▸ **Description of the task**
Copy every record below exactly.

▸ **Data to use**
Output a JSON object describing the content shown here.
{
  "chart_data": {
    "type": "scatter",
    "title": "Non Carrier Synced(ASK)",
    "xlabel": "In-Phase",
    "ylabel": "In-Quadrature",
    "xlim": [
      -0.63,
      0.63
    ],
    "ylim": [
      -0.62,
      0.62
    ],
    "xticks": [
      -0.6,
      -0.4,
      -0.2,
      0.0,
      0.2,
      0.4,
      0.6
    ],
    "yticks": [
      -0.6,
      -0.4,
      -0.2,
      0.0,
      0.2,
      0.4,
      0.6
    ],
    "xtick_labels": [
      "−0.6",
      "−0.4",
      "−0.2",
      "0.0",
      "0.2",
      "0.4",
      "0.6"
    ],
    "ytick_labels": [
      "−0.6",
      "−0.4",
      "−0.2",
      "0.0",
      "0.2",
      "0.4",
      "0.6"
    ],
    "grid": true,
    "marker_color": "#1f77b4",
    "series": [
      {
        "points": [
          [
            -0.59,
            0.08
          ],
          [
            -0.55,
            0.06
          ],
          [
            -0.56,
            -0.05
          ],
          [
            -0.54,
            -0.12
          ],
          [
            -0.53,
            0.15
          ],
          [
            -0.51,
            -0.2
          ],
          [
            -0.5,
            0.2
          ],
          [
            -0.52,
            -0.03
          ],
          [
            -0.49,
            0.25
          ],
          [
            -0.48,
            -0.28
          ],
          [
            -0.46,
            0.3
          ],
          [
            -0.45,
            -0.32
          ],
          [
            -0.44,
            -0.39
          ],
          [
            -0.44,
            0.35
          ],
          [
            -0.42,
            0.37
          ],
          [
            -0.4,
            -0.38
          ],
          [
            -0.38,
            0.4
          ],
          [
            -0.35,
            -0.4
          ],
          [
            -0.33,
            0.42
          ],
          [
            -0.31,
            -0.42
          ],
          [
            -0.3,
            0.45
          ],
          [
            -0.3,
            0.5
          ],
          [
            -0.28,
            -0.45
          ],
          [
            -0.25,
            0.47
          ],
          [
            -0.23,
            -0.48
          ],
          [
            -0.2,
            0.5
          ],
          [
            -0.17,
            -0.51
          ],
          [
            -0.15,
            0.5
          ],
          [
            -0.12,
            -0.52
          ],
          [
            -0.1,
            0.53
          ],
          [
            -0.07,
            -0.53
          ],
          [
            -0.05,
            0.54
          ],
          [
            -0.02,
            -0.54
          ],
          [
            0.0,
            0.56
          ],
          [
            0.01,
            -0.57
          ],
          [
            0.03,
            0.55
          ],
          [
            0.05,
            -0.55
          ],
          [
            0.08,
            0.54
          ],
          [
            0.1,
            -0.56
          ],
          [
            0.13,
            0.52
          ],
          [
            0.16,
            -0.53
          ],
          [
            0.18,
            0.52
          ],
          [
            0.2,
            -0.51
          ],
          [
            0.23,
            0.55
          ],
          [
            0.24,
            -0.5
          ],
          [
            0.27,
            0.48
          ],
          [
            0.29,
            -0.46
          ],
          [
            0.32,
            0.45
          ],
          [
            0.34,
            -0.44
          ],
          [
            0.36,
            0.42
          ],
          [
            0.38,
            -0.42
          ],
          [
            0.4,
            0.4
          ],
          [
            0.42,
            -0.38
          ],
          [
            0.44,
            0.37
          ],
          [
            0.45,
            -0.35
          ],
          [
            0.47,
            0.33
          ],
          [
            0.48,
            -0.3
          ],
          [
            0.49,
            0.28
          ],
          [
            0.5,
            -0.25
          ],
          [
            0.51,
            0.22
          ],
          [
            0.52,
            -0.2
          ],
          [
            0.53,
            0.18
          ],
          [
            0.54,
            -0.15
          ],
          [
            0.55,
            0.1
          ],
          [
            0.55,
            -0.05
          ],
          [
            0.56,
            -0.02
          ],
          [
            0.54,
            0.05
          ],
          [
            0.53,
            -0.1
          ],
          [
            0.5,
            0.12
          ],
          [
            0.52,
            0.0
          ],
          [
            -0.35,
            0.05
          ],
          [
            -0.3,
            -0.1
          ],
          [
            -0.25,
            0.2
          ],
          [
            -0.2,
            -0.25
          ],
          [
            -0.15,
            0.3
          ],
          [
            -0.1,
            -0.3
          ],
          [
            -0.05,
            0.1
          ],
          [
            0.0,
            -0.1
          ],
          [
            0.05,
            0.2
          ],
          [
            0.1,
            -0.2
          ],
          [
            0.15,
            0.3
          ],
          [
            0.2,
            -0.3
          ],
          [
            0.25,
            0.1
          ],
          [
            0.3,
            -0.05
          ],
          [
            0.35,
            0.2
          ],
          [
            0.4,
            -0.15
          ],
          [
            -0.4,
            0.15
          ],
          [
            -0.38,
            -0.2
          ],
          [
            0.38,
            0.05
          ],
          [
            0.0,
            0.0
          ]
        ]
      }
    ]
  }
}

▸ **Task output**
Output a JSON object describing the content shown here.
{
  "chart_data": {
    "type": "scatter",
    "title": "Non Carrier Synced(ASK)",
    "xlabel": "In-Phase",
    "ylabel": "In-Quadrature",
    "xlim": [
      -0.63,
      0.63
    ],
    "ylim": [
      -0.62,
      0.62
    ],
    "xticks": [
      -0.6,
      -0.4,
      -0.2,
      0.0,
      0.2,
      0.4,
      0.6
    ],
    "yticks": [
      -0.6,
      -0.4,
      -0.2,
      0.0,
      0.2,
      0.4,
      0.6
    ],
    "xtick_labels": [
      "−0.6",
      "−0.4",
      "−0.2",
      "0.0",
      "0.2",
      "0.4",
      "0.6"
    ],
    "ytick_labels": [
      "−0.6",
      "−0.4",
      "−0.2",
      "0.0",
      "0.2",
      "0.4",
      "0.6"
    ],
    "grid": true,
    "marker_color": "#1f77b4",
    "series": [
      {
        "points": [
          [
            -0.59,
            0.08
          ],
          [
            -0.55,
            0.06
          ],
          [
            -0.56,
            -0.05
          ],
          [
            -0.54,
            -0.12
          ],
          [
            -0.53,
            0.15
          ],
          [
            -0.51,
            -0.2
          ],
          [
            -0.5,
            0.2
          ],
          [
            -0.52,
            -0.03
          ],
          [
            -0.49,
            0.25
          ],
          [
            -0.48,
            -0.28
          ],
          [
            -0.46,
            0.3
          ],
          [
            -0.45,
            -0.32
          ],
          [
            -0.44,
            -0.39
          ],
          [
            -0.44,
            0.35
          ],
          [
            -0.42,
            0.37
          ],
          [
            -0.4,
            -0.38
          ],
          [
            -0.38,
            0.4
          ],
          [
            -0.35,
            -0.4
          ],
          [
            -0.33,
            0.42
          ],
          [
            -0.31,
            -0.42
          ],
          [
            -0.3,
            0.45
          ],
          [
            -0.3,
            0.5
          ],
          [
            -0.28,
            -0.45
          ],
          [
            -0.25,
            0.47
          ],
          [
            -0.23,
            -0.48
          ],
          [
            -0.2,
            0.5
          ],
          [
            -0.17,
            -0.51
          ],
          [
            -0.15,
            0.5
          ],
          [
            -0.12,
            -0.52
          ],
          [
            -0.1,
            0.53
          ],
          [
            -0.07,
            -0.53
          ],
          [
            -0.05,
            0.54
          ],
          [
            -0.02,
            -0.54
          ],
          [
            0.0,
            0.56
          ],
          [
            0.01,
            -0.57
          ],
          [
            0.03,
            0.55
          ],
          [
            0.05,
            -0.55
          ],
          [
            0.08,
            0.54
          ],
          [
            0.1,
            -0.56
          ],
          [
            0.13,
            0.52
          ],
          [
            0.16,
            -0.53
          ],
          [
            0.18,
            0.52
          ],
          [
            0.2,
            -0.51
          ],
          [
            0.23,
            0.55
          ],
          [
            0.24,
            -0.5
          ],
          [
            0.27,
            0.48
          ],
          [
            0.29,
            -0.46
          ],
          [
            0.32,
            0.45
          ],
          [
            0.34,
            -0.44
          ],
          [
            0.36,
            0.42
          ],
          [
            0.38,
            -0.42
          ],
          [
            0.4,
            0.4
          ],
          [
            0.42,
            -0.38
          ],
          [
            0.44,
            0.37
          ],
          [
            0.45,
            -0.35
          ],
          [
            0.47,
            0.33
          ],
          [
            0.48,
            -0.3
          ],
          [
            0.49,
            0.28
          ],
          [
            0.5,
            -0.25
          ],
          [
            0.51,
            0.22
          ],
          [
            0.52,
            -0.2
          ],
          [
            0.53,
            0.18
          ],
          [
            0.54,
            -0.15
          ],
          [
            0.55,
            0.1
          ],
          [
            0.55,
            -0.05
          ],
          [
            0.56,
            -0.02
          ],
          [
            0.54,
            0.05
          ],
          [
            0.53,
            -0.1
          ],
          [
            0.5,
            0.12
          ],
          [
            0.52,
            0.0
          ],
          [
            -0.35,
            0.05
          ],
          [
            -0.3,
            -0.1
          ],
          [
            -0.25,
            0.2
          ],
          [
            -0.2,
            -0.25
          ],
          [
            -0.15,
            0.3
          ],
          [
            -0.1,
            -0.3
          ],
          [
            -0.05,
            0.1
          ],
          [
            0.0,
            -0.1
          ],
          [
            0.05,
            0.2
          ],
          [
            0.1,
            -0.2
          ],
          [
            0.15,
            0.3
          ],
          [
            0.2,
            -0.3
          ],
          [
            0.25,
            0.1
          ],
          [
            0.3,
            -0.05
          ],
          [
            0.35,
            0.2
          ],
          [
            0.4,
            -0.15
          ],
          [
            -0.4,
            0.15
          ],
          [
            -0.38,
            -0.2
          ],
          [
            0.38,
            0.05
          ],
          [
            0.0,
            0.0
          ]
        ]
      }
    ]
  }
}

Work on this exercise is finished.